[The task] Check each line of the material below for "actuator", then copy the ones that contain it.

(Data excerpts)
▼

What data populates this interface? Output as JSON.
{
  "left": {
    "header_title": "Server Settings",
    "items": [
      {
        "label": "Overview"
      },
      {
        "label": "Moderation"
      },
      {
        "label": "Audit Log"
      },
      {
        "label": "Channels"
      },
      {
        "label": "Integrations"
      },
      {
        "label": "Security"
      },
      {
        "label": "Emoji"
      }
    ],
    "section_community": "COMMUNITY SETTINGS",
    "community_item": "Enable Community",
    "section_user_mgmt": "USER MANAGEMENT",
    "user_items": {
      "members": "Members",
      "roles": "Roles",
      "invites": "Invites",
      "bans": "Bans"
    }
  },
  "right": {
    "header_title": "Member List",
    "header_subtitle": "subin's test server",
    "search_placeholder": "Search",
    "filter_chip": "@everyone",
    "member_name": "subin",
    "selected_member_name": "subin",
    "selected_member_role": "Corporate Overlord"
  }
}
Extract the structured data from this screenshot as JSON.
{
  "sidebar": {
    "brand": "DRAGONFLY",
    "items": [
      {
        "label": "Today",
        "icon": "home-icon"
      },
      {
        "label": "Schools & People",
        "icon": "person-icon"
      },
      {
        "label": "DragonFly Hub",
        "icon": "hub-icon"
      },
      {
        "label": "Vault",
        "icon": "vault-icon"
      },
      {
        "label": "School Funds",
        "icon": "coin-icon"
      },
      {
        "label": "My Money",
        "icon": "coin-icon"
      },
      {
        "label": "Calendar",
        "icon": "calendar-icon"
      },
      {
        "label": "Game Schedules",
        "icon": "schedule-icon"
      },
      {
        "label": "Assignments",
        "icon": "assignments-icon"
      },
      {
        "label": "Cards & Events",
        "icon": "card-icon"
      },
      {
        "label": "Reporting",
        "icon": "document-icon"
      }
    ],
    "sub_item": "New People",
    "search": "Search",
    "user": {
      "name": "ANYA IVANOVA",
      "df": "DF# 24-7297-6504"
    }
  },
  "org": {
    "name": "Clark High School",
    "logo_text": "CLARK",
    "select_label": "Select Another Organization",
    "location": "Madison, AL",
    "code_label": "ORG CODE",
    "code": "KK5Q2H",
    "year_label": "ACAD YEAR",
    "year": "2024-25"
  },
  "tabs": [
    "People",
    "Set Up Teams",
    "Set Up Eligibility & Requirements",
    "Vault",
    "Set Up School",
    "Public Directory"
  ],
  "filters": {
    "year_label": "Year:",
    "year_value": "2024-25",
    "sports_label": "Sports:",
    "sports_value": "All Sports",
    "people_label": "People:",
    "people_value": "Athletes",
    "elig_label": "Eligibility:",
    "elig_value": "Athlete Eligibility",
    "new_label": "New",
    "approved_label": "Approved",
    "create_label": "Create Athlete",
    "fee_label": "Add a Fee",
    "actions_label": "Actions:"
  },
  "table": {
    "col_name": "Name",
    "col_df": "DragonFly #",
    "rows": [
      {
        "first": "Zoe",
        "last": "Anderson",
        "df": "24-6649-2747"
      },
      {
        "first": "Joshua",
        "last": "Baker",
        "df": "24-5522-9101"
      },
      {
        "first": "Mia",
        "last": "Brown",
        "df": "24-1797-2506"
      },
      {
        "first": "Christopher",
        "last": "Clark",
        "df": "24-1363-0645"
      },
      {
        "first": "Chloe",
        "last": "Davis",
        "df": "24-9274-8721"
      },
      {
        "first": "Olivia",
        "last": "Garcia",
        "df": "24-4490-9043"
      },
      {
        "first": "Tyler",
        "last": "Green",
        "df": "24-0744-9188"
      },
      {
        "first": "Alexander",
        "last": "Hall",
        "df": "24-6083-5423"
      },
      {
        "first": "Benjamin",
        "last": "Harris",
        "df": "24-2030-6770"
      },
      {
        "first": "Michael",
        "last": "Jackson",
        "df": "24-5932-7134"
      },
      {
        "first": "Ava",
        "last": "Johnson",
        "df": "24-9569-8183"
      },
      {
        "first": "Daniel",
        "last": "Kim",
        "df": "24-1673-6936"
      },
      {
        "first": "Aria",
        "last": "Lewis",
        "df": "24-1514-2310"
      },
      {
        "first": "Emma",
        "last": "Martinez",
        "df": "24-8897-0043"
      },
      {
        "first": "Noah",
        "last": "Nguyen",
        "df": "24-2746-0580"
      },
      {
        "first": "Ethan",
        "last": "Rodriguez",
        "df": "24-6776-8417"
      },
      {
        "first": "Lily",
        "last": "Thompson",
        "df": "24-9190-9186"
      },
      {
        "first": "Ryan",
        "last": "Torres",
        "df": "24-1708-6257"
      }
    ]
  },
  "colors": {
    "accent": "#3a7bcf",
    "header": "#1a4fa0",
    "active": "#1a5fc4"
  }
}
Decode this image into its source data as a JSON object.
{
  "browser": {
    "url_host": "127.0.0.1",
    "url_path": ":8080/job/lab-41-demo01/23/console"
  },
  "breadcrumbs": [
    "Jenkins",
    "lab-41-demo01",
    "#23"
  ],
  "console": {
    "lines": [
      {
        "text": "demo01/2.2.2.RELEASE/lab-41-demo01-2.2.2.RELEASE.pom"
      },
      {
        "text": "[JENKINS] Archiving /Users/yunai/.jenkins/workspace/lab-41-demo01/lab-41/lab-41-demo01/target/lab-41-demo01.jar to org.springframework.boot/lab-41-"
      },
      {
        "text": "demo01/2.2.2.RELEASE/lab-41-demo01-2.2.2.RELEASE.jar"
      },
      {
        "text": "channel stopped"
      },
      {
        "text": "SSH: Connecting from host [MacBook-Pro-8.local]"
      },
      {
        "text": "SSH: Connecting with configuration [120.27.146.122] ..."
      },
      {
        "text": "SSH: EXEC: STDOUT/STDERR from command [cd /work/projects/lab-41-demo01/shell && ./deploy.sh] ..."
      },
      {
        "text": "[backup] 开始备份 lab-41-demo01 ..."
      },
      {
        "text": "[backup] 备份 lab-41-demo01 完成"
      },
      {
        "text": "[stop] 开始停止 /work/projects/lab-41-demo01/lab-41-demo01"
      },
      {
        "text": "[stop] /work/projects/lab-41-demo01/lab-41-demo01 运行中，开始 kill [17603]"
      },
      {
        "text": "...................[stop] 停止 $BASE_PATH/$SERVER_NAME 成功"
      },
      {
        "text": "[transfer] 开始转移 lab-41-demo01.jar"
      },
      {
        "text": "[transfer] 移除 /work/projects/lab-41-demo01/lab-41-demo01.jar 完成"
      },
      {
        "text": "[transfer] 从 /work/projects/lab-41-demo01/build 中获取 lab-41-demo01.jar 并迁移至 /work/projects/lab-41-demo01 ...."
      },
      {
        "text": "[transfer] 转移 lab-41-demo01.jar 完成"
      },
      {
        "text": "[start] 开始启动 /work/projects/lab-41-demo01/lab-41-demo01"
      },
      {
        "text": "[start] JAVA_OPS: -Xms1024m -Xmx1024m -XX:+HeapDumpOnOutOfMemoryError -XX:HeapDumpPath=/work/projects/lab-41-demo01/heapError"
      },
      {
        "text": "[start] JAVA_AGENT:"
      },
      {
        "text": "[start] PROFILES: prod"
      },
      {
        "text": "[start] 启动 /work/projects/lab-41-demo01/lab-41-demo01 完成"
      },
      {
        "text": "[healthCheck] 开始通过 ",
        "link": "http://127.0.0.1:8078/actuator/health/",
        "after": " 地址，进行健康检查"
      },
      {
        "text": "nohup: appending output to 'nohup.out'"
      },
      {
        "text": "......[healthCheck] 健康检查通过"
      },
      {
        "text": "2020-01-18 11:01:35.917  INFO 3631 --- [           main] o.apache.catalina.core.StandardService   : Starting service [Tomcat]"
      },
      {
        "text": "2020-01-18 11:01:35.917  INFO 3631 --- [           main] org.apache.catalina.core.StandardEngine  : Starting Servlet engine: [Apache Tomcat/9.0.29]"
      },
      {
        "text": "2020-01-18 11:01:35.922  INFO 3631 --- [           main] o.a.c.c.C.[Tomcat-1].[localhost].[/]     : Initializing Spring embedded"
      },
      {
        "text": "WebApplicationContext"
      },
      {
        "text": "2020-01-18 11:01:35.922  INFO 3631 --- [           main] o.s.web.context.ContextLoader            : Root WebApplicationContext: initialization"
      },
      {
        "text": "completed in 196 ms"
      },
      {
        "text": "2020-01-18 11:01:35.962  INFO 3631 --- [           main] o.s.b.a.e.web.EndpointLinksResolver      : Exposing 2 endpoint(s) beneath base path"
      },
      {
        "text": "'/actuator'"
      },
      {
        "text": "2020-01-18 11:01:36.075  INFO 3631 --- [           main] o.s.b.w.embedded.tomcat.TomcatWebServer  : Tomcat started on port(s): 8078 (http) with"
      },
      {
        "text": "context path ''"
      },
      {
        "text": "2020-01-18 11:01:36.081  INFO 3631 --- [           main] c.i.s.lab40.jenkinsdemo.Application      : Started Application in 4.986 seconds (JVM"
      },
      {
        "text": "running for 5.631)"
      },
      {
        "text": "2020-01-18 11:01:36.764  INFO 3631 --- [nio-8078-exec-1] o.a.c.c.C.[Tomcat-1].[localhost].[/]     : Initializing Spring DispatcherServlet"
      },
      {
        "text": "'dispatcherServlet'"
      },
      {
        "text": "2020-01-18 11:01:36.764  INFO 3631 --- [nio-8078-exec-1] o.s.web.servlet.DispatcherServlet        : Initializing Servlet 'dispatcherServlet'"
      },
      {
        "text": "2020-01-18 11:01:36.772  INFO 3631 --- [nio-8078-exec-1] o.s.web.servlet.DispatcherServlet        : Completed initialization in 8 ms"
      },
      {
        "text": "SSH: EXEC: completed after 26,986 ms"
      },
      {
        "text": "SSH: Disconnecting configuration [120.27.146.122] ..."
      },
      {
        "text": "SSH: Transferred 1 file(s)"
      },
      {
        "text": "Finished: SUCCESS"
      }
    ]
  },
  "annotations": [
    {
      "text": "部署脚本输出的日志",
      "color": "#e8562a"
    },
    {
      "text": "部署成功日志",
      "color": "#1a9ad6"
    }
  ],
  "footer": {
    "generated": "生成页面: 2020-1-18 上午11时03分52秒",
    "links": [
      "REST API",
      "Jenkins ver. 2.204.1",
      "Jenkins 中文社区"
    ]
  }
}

▲

[Worked solution]
        "link": "http://127.0.0.1:8078/actuator/health/",
        "text": "'/actuator'"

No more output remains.